• Exercise aim:
Set down every entry again word for word, please, but skip the pictures.

• Extracted data entries:

^^^^^^^^

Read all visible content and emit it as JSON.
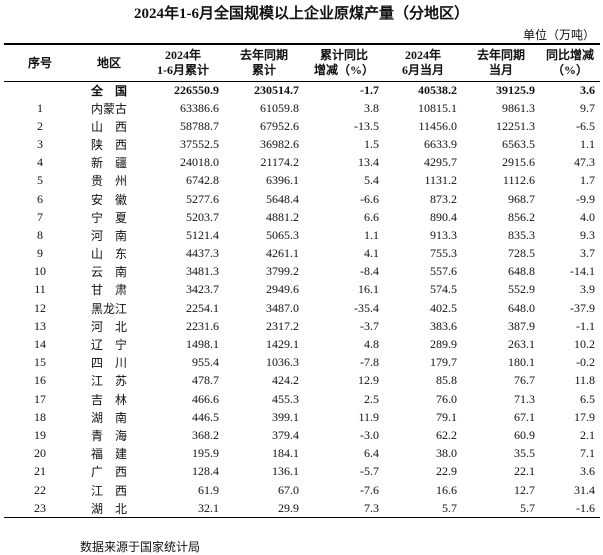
{
  "title": "2024年1-6月全国规模以上企业原煤产量（分地区）",
  "unit": "单位（万吨）",
  "header": [
    [
      "序号"
    ],
    [
      "地区"
    ],
    [
      "2024年",
      "1-6月累计"
    ],
    [
      "去年同期",
      "累计"
    ],
    [
      "累计同比",
      "增减（%）"
    ],
    [
      "2024年",
      "6月当月"
    ],
    [
      "去年同期",
      "当月"
    ],
    [
      "同比增减",
      "（%）"
    ]
  ],
  "total": [
    "全　国",
    "226550.9",
    "230514.7",
    "-1.7",
    "40538.2",
    "39125.9",
    "3.6"
  ],
  "rows": [
    [
      "1",
      "内蒙古",
      "63386.6",
      "61059.8",
      "3.8",
      "10815.1",
      "9861.3",
      "9.7"
    ],
    [
      "2",
      "山　西",
      "58788.7",
      "67952.6",
      "-13.5",
      "11456.0",
      "12251.3",
      "-6.5"
    ],
    [
      "3",
      "陕　西",
      "37552.5",
      "36982.6",
      "1.5",
      "6633.9",
      "6563.5",
      "1.1"
    ],
    [
      "4",
      "新　疆",
      "24018.0",
      "21174.2",
      "13.4",
      "4295.7",
      "2915.6",
      "47.3"
    ],
    [
      "5",
      "贵　州",
      "6742.8",
      "6396.1",
      "5.4",
      "1131.2",
      "1112.6",
      "1.7"
    ],
    [
      "6",
      "安　徽",
      "5277.6",
      "5648.4",
      "-6.6",
      "873.2",
      "968.7",
      "-9.9"
    ],
    [
      "7",
      "宁　夏",
      "5203.7",
      "4881.2",
      "6.6",
      "890.4",
      "856.2",
      "4.0"
    ],
    [
      "8",
      "河　南",
      "5121.4",
      "5065.3",
      "1.1",
      "913.3",
      "835.3",
      "9.3"
    ],
    [
      "9",
      "山　东",
      "4437.3",
      "4261.1",
      "4.1",
      "755.3",
      "728.5",
      "3.7"
    ],
    [
      "10",
      "云　南",
      "3481.3",
      "3799.2",
      "-8.4",
      "557.6",
      "648.8",
      "-14.1"
    ],
    [
      "11",
      "甘　肃",
      "3423.7",
      "2949.6",
      "16.1",
      "574.5",
      "552.9",
      "3.9"
    ],
    [
      "12",
      "黑龙江",
      "2254.1",
      "3487.0",
      "-35.4",
      "402.5",
      "648.0",
      "-37.9"
    ],
    [
      "13",
      "河　北",
      "2231.6",
      "2317.2",
      "-3.7",
      "383.6",
      "387.9",
      "-1.1"
    ],
    [
      "14",
      "辽　宁",
      "1498.1",
      "1429.1",
      "4.8",
      "289.9",
      "263.1",
      "10.2"
    ],
    [
      "15",
      "四　川",
      "955.4",
      "1036.3",
      "-7.8",
      "179.7",
      "180.1",
      "-0.2"
    ],
    [
      "16",
      "江　苏",
      "478.7",
      "424.2",
      "12.9",
      "85.8",
      "76.7",
      "11.8"
    ],
    [
      "17",
      "吉　林",
      "466.6",
      "455.3",
      "2.5",
      "76.0",
      "71.3",
      "6.5"
    ],
    [
      "18",
      "湖　南",
      "446.5",
      "399.1",
      "11.9",
      "79.1",
      "67.1",
      "17.9"
    ],
    [
      "19",
      "青　海",
      "368.2",
      "379.4",
      "-3.0",
      "62.2",
      "60.9",
      "2.1"
    ],
    [
      "20",
      "福　建",
      "195.9",
      "184.1",
      "6.4",
      "38.0",
      "35.5",
      "7.1"
    ],
    [
      "21",
      "广　西",
      "128.4",
      "136.1",
      "-5.7",
      "22.9",
      "22.1",
      "3.6"
    ],
    [
      "22",
      "江　西",
      "61.9",
      "67.0",
      "-7.6",
      "16.6",
      "12.7",
      "31.4"
    ],
    [
      "23",
      "湖　北",
      "32.1",
      "29.9",
      "7.3",
      "5.7",
      "5.7",
      "-1.6"
    ]
  ],
  "source": "数据来源于国家统计局"
}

^^^^^^^^

• The solution:
Read all visible content and emit it as JSON.
{
  "title": "2024年1-6月全国规模以上企业原煤产量（分地区）",
  "unit": "单位（万吨）",
  "header": [
    [
      "序号"
    ],
    [
      "地区"
    ],
    [
      "2024年",
      "1-6月累计"
    ],
    [
      "去年同期",
      "累计"
    ],
    [
      "累计同比",
      "增减（%）"
    ],
    [
      "2024年",
      "6月当月"
    ],
    [
      "去年同期",
      "当月"
    ],
    [
      "同比增减",
      "（%）"
    ]
  ],
  "total": [
    "全　国",
    "226550.9",
    "230514.7",
    "-1.7",
    "40538.2",
    "39125.9",
    "3.6"
  ],
  "rows": [
    [
      "1",
      "内蒙古",
      "63386.6",
      "61059.8",
      "3.8",
      "10815.1",
      "9861.3",
      "9.7"
    ],
    [
      "2",
      "山　西",
      "58788.7",
      "67952.6",
      "-13.5",
      "11456.0",
      "12251.3",
      "-6.5"
    ],
    [
      "3",
      "陕　西",
      "37552.5",
      "36982.6",
      "1.5",
      "6633.9",
      "6563.5",
      "1.1"
    ],
    [
      "4",
      "新　疆",
      "24018.0",
      "21174.2",
      "13.4",
      "4295.7",
      "2915.6",
      "47.3"
    ],
    [
      "5",
      "贵　州",
      "6742.8",
      "6396.1",
      "5.4",
      "1131.2",
      "1112.6",
      "1.7"
    ],
    [
      "6",
      "安　徽",
      "5277.6",
      "5648.4",
      "-6.6",
      "873.2",
      "968.7",
      "-9.9"
    ],
    [
      "7",
      "宁　夏",
      "5203.7",
      "4881.2",
      "6.6",
      "890.4",
      "856.2",
      "4.0"
    ],
    [
      "8",
      "河　南",
      "5121.4",
      "5065.3",
      "1.1",
      "913.3",
      "835.3",
      "9.3"
    ],
    [
      "9",
      "山　东",
      "4437.3",
      "4261.1",
      "4.1",
      "755.3",
      "728.5",
      "3.7"
    ],
    [
      "10",
      "云　南",
      "3481.3",
      "3799.2",
      "-8.4",
      "557.6",
      "648.8",
      "-14.1"
    ],
    [
      "11",
      "甘　肃",
      "3423.7",
      "2949.6",
      "16.1",
      "574.5",
      "552.9",
      "3.9"
    ],
    [
      "12",
      "黑龙江",
      "2254.1",
      "3487.0",
      "-35.4",
      "402.5",
      "648.0",
      "-37.9"
    ],
    [
      "13",
      "河　北",
      "2231.6",
      "2317.2",
      "-3.7",
      "383.6",
      "387.9",
      "-1.1"
    ],
    [
      "14",
      "辽　宁",
      "1498.1",
      "1429.1",
      "4.8",
      "289.9",
      "263.1",
      "10.2"
    ],
    [
      "15",
      "四　川",
      "955.4",
      "1036.3",
      "-7.8",
      "179.7",
      "180.1",
      "-0.2"
    ],
    [
      "16",
      "江　苏",
      "478.7",
      "424.2",
      "12.9",
      "85.8",
      "76.7",
      "11.8"
    ],
    [
      "17",
      "吉　林",
      "466.6",
      "455.3",
      "2.5",
      "76.0",
      "71.3",
      "6.5"
    ],
    [
      "18",
      "湖　南",
      "446.5",
      "399.1",
      "11.9",
      "79.1",
      "67.1",
      "17.9"
    ],
    [
      "19",
      "青　海",
      "368.2",
      "379.4",
      "-3.0",
      "62.2",
      "60.9",
      "2.1"
    ],
    [
      "20",
      "福　建",
      "195.9",
      "184.1",
      "6.4",
      "38.0",
      "35.5",
      "7.1"
    ],
    [
      "21",
      "广　西",
      "128.4",
      "136.1",
      "-5.7",
      "22.9",
      "22.1",
      "3.6"
    ],
    [
      "22",
      "江　西",
      "61.9",
      "67.0",
      "-7.6",
      "16.6",
      "12.7",
      "31.4"
    ],
    [
      "23",
      "湖　北",
      "32.1",
      "29.9",
      "7.3",
      "5.7",
      "5.7",
      "-1.6"
    ]
  ],
  "source": "数据来源于国家统计局"
}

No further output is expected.